Objective: Find the number of lines in these records where the word "name" appears. Reply with that number and nothing more.

Dataset entries on figures
━━━━━━━━━━

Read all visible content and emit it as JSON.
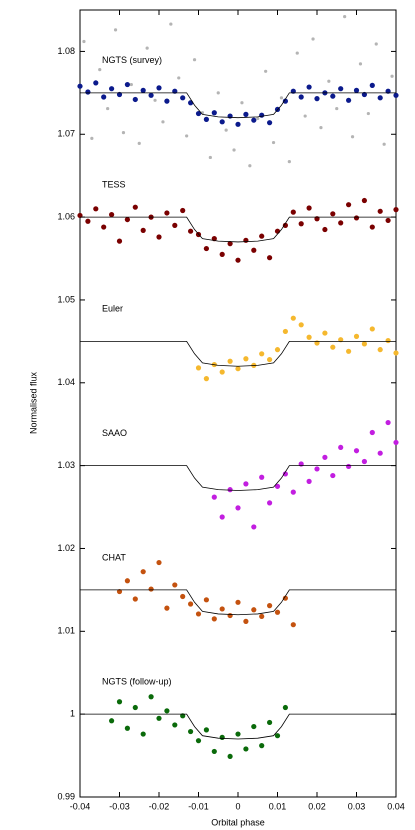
{
  "chart_data": {
    "type": "scatter",
    "xlabel": "Orbital phase",
    "ylabel": "Normalised flux",
    "xlim": [
      -0.04,
      0.04
    ],
    "ylim": [
      0.99,
      1.085
    ],
    "xticks": [
      -0.04,
      -0.03,
      -0.02,
      -0.01,
      0,
      0.01,
      0.02,
      0.03,
      0.04
    ],
    "yticks": [
      0.99,
      1,
      1.01,
      1.02,
      1.03,
      1.04,
      1.05,
      1.06,
      1.07,
      1.08
    ],
    "series": [
      {
        "color": "#b4b4b4",
        "mode": "points",
        "x": [
          -0.039,
          -0.037,
          -0.035,
          -0.033,
          -0.031,
          -0.029,
          -0.027,
          -0.025,
          -0.023,
          -0.021,
          -0.019,
          -0.017,
          -0.015,
          -0.013,
          -0.011,
          -0.009,
          -0.007,
          -0.005,
          -0.003,
          -0.001,
          0.001,
          0.003,
          0.005,
          0.007,
          0.009,
          0.011,
          0.013,
          0.015,
          0.017,
          0.019,
          0.021,
          0.023,
          0.025,
          0.027,
          0.029,
          0.031,
          0.033,
          0.035,
          0.037,
          0.039
        ],
        "values": [
          1.0812,
          1.0695,
          1.0778,
          1.0731,
          1.0826,
          1.0702,
          1.076,
          1.0689,
          1.0804,
          1.0741,
          1.0715,
          1.0833,
          1.0768,
          1.0698,
          1.079,
          1.0726,
          1.0672,
          1.075,
          1.0705,
          1.0681,
          1.0738,
          1.0662,
          1.0719,
          1.0776,
          1.069,
          1.0744,
          1.0667,
          1.0798,
          1.0722,
          1.0815,
          1.0708,
          1.0764,
          1.0731,
          1.0842,
          1.0697,
          1.0785,
          1.0725,
          1.0809,
          1.0688,
          1.077
        ]
      },
      {
        "name": "NGTS (survey)",
        "color": "#0b1a8c",
        "mode": "points",
        "x": [
          -0.04,
          -0.038,
          -0.036,
          -0.034,
          -0.032,
          -0.03,
          -0.028,
          -0.026,
          -0.024,
          -0.022,
          -0.02,
          -0.018,
          -0.016,
          -0.014,
          -0.012,
          -0.01,
          -0.008,
          -0.006,
          -0.004,
          -0.002,
          0,
          0.002,
          0.004,
          0.006,
          0.008,
          0.01,
          0.012,
          0.014,
          0.016,
          0.018,
          0.02,
          0.022,
          0.024,
          0.026,
          0.028,
          0.03,
          0.032,
          0.034,
          0.036,
          0.038,
          0.04
        ],
        "values": [
          1.0758,
          1.0751,
          1.0762,
          1.0745,
          1.0755,
          1.0748,
          1.076,
          1.0742,
          1.0753,
          1.0747,
          1.0756,
          1.074,
          1.0752,
          1.0744,
          1.0738,
          1.0725,
          1.0718,
          1.0726,
          1.0715,
          1.0722,
          1.0712,
          1.0724,
          1.0717,
          1.0723,
          1.0714,
          1.073,
          1.074,
          1.0752,
          1.0745,
          1.0757,
          1.0743,
          1.075,
          1.0746,
          1.0755,
          1.0741,
          1.0753,
          1.0748,
          1.0759,
          1.0744,
          1.0752,
          1.0747
        ]
      },
      {
        "color": "#000000",
        "mode": "line",
        "x": [
          -0.04,
          -0.013,
          -0.011,
          -0.009,
          -0.005,
          0,
          0.005,
          0.009,
          0.011,
          0.013,
          0.04
        ],
        "values": [
          1.075,
          1.075,
          1.0735,
          1.0724,
          1.0721,
          1.072,
          1.0721,
          1.0724,
          1.0735,
          1.075,
          1.075
        ]
      },
      {
        "name": "TESS",
        "color": "#7a0000",
        "mode": "points",
        "x": [
          -0.04,
          -0.038,
          -0.036,
          -0.034,
          -0.032,
          -0.03,
          -0.028,
          -0.026,
          -0.024,
          -0.022,
          -0.02,
          -0.018,
          -0.016,
          -0.014,
          -0.012,
          -0.01,
          -0.008,
          -0.006,
          -0.004,
          -0.002,
          0,
          0.002,
          0.004,
          0.006,
          0.008,
          0.01,
          0.012,
          0.014,
          0.016,
          0.018,
          0.02,
          0.022,
          0.024,
          0.026,
          0.028,
          0.03,
          0.032,
          0.034,
          0.036,
          0.038,
          0.04
        ],
        "values": [
          1.0602,
          1.0595,
          1.061,
          1.0588,
          1.0603,
          1.0571,
          1.0597,
          1.0612,
          1.0584,
          1.06,
          1.0576,
          1.0605,
          1.059,
          1.0608,
          1.0583,
          1.0579,
          1.0562,
          1.0574,
          1.0555,
          1.0568,
          1.0548,
          1.0572,
          1.056,
          1.0577,
          1.0551,
          1.0583,
          1.059,
          1.0606,
          1.0592,
          1.0611,
          1.0598,
          1.0585,
          1.0604,
          1.0593,
          1.0615,
          1.0599,
          1.062,
          1.0588,
          1.0607,
          1.0596,
          1.0609
        ]
      },
      {
        "color": "#000000",
        "mode": "line",
        "x": [
          -0.04,
          -0.013,
          -0.011,
          -0.009,
          -0.005,
          0,
          0.005,
          0.009,
          0.011,
          0.013,
          0.04
        ],
        "values": [
          1.06,
          1.06,
          1.0585,
          1.0574,
          1.0571,
          1.057,
          1.0571,
          1.0574,
          1.0585,
          1.06,
          1.06
        ]
      },
      {
        "name": "Euler",
        "color": "#f5b82e",
        "mode": "points",
        "x": [
          -0.01,
          -0.008,
          -0.006,
          -0.004,
          -0.002,
          0,
          0.002,
          0.004,
          0.006,
          0.008,
          0.01,
          0.012,
          0.014,
          0.016,
          0.018,
          0.02,
          0.022,
          0.024,
          0.026,
          0.028,
          0.03,
          0.032,
          0.034,
          0.036,
          0.038,
          0.04
        ],
        "values": [
          1.0418,
          1.0405,
          1.0422,
          1.0413,
          1.0426,
          1.0417,
          1.0429,
          1.0421,
          1.0435,
          1.0428,
          1.044,
          1.0462,
          1.0478,
          1.047,
          1.0455,
          1.0448,
          1.046,
          1.0443,
          1.0452,
          1.0438,
          1.0456,
          1.0447,
          1.0465,
          1.044,
          1.0451,
          1.0436
        ]
      },
      {
        "color": "#000000",
        "mode": "line",
        "x": [
          -0.04,
          -0.013,
          -0.011,
          -0.009,
          -0.005,
          0,
          0.005,
          0.009,
          0.011,
          0.013,
          0.04
        ],
        "values": [
          1.045,
          1.045,
          1.0435,
          1.0424,
          1.0421,
          1.042,
          1.0421,
          1.0424,
          1.0435,
          1.045,
          1.045
        ]
      },
      {
        "name": "SAAO",
        "color": "#c21ee0",
        "mode": "points",
        "x": [
          -0.006,
          -0.004,
          -0.002,
          0,
          0.002,
          0.004,
          0.006,
          0.008,
          0.01,
          0.012,
          0.014,
          0.016,
          0.018,
          0.02,
          0.022,
          0.024,
          0.026,
          0.028,
          0.03,
          0.032,
          0.034,
          0.036,
          0.038,
          0.04
        ],
        "values": [
          1.0262,
          1.0238,
          1.0271,
          1.0249,
          1.0278,
          1.0226,
          1.0286,
          1.0255,
          1.0275,
          1.029,
          1.0268,
          1.0302,
          1.0281,
          1.0296,
          1.031,
          1.0288,
          1.0322,
          1.0299,
          1.0318,
          1.0305,
          1.034,
          1.0315,
          1.0352,
          1.0328
        ]
      },
      {
        "color": "#000000",
        "mode": "line",
        "x": [
          -0.04,
          -0.013,
          -0.011,
          -0.009,
          -0.005,
          0,
          0.005,
          0.009,
          0.011,
          0.013,
          0.04
        ],
        "values": [
          1.03,
          1.03,
          1.0285,
          1.0274,
          1.0271,
          1.027,
          1.0271,
          1.0274,
          1.0285,
          1.03,
          1.03
        ]
      },
      {
        "name": "CHAT",
        "color": "#c4520f",
        "mode": "points",
        "x": [
          -0.03,
          -0.028,
          -0.026,
          -0.024,
          -0.022,
          -0.02,
          -0.018,
          -0.016,
          -0.014,
          -0.012,
          -0.01,
          -0.008,
          -0.006,
          -0.004,
          -0.002,
          0,
          0.002,
          0.004,
          0.006,
          0.008,
          0.01,
          0.012,
          0.014
        ],
        "values": [
          1.0148,
          1.0161,
          1.0139,
          1.0172,
          1.0151,
          1.0183,
          1.0128,
          1.0156,
          1.0142,
          1.0133,
          1.0121,
          1.0138,
          1.0115,
          1.0127,
          1.0119,
          1.0135,
          1.0112,
          1.0126,
          1.0118,
          1.0131,
          1.0123,
          1.014,
          1.0108
        ]
      },
      {
        "color": "#000000",
        "mode": "line",
        "x": [
          -0.04,
          -0.013,
          -0.011,
          -0.009,
          -0.005,
          0,
          0.005,
          0.009,
          0.011,
          0.013,
          0.04
        ],
        "values": [
          1.015,
          1.015,
          1.0135,
          1.0124,
          1.0121,
          1.012,
          1.0121,
          1.0124,
          1.0135,
          1.015,
          1.015
        ]
      },
      {
        "name": "NGTS (follow-up)",
        "color": "#0a6a0a",
        "mode": "points",
        "x": [
          -0.032,
          -0.03,
          -0.028,
          -0.026,
          -0.024,
          -0.022,
          -0.02,
          -0.018,
          -0.016,
          -0.014,
          -0.012,
          -0.01,
          -0.008,
          -0.006,
          -0.004,
          -0.002,
          0,
          0.002,
          0.004,
          0.006,
          0.008,
          0.01,
          0.012
        ],
        "values": [
          0.9992,
          1.0015,
          0.9983,
          1.0008,
          0.9976,
          1.0021,
          0.9995,
          1.0004,
          0.9987,
          0.9998,
          0.9979,
          0.9968,
          0.9981,
          0.9955,
          0.9972,
          0.9949,
          0.9976,
          0.9958,
          0.9985,
          0.9962,
          0.999,
          0.9974,
          1.0008
        ]
      },
      {
        "color": "#000000",
        "mode": "line",
        "x": [
          -0.04,
          -0.013,
          -0.011,
          -0.009,
          -0.005,
          0,
          0.005,
          0.009,
          0.011,
          0.013,
          0.04
        ],
        "values": [
          1,
          1,
          0.9985,
          0.9974,
          0.9971,
          0.997,
          0.9971,
          0.9974,
          0.9985,
          1,
          1
        ]
      }
    ]
  }
}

━━━━━━━━━━

Written answer: 6